### Problem to solve
Copy every line that mentions the word "noise".

>> Begin Data for this task

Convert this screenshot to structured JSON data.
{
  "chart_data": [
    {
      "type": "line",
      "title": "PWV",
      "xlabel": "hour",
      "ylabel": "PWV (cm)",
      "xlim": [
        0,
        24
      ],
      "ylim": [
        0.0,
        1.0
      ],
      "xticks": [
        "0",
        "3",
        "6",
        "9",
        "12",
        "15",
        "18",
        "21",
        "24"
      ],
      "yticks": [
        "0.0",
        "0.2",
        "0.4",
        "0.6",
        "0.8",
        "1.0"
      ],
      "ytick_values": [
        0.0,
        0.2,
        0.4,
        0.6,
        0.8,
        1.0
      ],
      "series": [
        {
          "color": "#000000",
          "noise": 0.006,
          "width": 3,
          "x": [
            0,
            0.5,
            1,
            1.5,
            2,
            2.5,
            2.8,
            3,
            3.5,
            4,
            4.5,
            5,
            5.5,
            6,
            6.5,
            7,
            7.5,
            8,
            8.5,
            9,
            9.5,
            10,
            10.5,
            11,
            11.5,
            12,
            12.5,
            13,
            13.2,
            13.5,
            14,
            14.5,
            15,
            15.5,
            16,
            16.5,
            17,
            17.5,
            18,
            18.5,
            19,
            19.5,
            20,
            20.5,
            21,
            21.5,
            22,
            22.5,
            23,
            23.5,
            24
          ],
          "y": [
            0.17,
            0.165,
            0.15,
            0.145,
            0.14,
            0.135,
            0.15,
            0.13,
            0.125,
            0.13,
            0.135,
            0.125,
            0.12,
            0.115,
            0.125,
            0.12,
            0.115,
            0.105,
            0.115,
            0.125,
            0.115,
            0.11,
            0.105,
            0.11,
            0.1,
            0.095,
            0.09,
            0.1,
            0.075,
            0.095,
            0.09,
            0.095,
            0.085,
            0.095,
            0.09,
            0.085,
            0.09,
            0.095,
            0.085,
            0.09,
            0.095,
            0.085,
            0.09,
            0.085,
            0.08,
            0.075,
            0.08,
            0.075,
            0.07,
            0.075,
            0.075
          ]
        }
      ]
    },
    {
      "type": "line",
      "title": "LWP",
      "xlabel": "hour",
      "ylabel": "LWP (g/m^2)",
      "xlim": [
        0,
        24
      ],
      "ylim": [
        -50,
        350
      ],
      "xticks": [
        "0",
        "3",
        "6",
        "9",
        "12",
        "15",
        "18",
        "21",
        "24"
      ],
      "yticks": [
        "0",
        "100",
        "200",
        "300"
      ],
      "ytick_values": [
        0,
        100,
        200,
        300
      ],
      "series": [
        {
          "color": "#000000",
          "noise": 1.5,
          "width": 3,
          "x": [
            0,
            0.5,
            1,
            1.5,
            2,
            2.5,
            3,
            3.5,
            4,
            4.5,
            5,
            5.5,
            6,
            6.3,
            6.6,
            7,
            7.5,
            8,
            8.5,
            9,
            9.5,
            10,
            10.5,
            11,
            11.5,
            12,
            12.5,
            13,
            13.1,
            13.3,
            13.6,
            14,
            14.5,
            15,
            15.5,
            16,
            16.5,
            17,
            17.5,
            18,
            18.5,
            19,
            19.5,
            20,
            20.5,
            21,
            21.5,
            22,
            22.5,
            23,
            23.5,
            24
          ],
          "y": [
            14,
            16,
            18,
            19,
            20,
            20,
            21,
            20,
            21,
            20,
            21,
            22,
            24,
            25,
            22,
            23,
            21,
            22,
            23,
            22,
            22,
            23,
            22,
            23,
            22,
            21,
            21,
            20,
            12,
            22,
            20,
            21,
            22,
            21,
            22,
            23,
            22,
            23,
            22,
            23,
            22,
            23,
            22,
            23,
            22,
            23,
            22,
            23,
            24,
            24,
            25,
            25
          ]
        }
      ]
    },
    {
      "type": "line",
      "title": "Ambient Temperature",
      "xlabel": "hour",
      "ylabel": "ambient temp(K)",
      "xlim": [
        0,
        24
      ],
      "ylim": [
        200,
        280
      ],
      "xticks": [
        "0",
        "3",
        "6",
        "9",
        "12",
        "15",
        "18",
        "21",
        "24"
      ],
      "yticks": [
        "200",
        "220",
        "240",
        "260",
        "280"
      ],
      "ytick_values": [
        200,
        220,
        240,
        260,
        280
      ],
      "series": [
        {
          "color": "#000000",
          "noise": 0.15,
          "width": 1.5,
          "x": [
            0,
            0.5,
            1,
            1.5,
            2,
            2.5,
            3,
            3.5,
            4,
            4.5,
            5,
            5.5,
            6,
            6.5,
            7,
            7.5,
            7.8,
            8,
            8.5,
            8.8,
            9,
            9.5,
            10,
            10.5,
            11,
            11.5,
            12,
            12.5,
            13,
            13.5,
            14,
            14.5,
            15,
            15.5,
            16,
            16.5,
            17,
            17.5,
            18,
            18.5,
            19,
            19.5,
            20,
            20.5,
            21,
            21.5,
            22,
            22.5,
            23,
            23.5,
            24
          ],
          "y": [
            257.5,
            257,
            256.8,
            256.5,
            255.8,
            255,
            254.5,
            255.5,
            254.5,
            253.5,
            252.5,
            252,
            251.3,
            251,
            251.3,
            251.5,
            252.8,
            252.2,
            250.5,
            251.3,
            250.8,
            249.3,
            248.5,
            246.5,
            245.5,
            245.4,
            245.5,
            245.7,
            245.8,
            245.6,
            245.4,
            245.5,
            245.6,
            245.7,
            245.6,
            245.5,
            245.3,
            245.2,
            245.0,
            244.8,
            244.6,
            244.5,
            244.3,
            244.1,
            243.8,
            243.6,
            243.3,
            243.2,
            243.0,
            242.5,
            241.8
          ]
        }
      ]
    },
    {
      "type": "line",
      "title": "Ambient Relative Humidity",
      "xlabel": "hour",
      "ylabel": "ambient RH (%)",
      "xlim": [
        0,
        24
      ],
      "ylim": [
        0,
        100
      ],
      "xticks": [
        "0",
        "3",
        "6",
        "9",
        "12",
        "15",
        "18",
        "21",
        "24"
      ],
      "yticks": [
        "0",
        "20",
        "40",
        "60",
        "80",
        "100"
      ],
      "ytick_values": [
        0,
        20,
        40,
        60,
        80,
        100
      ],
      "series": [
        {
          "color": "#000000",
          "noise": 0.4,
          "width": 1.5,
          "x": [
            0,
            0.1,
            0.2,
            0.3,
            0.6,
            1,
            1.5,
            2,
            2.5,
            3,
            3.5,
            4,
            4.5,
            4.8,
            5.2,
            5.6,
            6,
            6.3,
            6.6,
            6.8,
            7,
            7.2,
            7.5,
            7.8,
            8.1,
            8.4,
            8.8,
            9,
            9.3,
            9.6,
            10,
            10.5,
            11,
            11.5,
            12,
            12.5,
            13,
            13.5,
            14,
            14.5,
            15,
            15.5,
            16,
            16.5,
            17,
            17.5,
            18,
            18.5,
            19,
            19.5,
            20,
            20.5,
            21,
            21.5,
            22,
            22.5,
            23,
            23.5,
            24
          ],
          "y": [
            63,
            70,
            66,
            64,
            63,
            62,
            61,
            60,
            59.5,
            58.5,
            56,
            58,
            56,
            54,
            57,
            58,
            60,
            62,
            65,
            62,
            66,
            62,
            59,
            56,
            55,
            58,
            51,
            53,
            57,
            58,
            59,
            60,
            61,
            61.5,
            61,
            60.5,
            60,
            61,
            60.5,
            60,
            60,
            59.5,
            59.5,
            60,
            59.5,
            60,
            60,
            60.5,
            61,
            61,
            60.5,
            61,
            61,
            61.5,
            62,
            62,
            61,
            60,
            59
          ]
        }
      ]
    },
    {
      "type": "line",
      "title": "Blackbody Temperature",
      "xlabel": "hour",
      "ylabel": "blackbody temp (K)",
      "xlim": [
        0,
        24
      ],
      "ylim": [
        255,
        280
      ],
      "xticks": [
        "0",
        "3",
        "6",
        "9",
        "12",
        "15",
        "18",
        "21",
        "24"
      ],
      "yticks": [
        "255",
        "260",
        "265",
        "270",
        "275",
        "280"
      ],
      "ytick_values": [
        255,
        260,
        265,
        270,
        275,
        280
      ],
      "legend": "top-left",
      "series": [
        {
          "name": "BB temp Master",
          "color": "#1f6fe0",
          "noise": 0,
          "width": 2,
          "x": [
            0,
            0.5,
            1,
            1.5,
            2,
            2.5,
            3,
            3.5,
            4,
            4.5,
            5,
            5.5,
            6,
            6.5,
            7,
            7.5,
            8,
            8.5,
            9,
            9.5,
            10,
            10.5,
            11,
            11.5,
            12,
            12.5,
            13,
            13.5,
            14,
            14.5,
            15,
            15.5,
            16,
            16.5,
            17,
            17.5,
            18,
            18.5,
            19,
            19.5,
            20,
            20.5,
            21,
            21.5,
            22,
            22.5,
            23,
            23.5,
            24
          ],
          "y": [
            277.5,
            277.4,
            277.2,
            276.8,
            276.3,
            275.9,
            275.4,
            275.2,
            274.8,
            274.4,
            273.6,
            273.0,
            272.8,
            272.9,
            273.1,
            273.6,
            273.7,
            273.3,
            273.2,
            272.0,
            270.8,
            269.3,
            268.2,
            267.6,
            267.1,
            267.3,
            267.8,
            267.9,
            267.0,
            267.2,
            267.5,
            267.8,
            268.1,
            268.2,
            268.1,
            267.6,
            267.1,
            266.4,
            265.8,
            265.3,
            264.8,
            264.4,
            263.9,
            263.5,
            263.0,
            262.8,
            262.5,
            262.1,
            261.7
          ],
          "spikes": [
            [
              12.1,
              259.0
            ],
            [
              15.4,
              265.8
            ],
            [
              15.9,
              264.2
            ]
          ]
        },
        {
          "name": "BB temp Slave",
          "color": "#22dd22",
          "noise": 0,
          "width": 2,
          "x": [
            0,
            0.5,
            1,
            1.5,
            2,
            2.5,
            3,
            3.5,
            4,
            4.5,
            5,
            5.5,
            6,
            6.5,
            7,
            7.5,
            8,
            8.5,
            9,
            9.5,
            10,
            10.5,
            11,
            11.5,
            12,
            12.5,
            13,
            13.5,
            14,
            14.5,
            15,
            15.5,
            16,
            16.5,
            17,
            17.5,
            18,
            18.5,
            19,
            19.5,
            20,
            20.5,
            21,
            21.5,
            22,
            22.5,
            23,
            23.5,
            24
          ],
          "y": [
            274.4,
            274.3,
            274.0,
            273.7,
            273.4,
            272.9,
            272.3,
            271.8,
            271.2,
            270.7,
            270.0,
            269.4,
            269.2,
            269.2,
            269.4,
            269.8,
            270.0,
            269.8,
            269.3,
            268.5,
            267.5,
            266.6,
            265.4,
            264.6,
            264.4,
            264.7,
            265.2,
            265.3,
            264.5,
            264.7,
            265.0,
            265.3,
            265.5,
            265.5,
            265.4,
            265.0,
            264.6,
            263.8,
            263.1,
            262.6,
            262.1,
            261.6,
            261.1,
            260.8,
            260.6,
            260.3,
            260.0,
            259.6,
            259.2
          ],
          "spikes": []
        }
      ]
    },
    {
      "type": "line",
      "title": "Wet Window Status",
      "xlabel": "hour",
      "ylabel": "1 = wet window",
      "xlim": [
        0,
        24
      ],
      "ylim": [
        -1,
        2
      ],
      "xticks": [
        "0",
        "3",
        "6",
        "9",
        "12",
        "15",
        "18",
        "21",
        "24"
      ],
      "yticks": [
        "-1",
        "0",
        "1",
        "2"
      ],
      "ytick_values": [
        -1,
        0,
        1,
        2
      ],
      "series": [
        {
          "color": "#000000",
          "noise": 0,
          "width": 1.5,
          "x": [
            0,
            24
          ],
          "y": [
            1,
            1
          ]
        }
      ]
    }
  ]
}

>> End Data for this task

### Result
          "noise": 0.006,
          "noise": 1.5,
          "noise": 0.15,
          "noise": 0.4,
          "noise": 0,
          "noise": 0,
          "noise": 0,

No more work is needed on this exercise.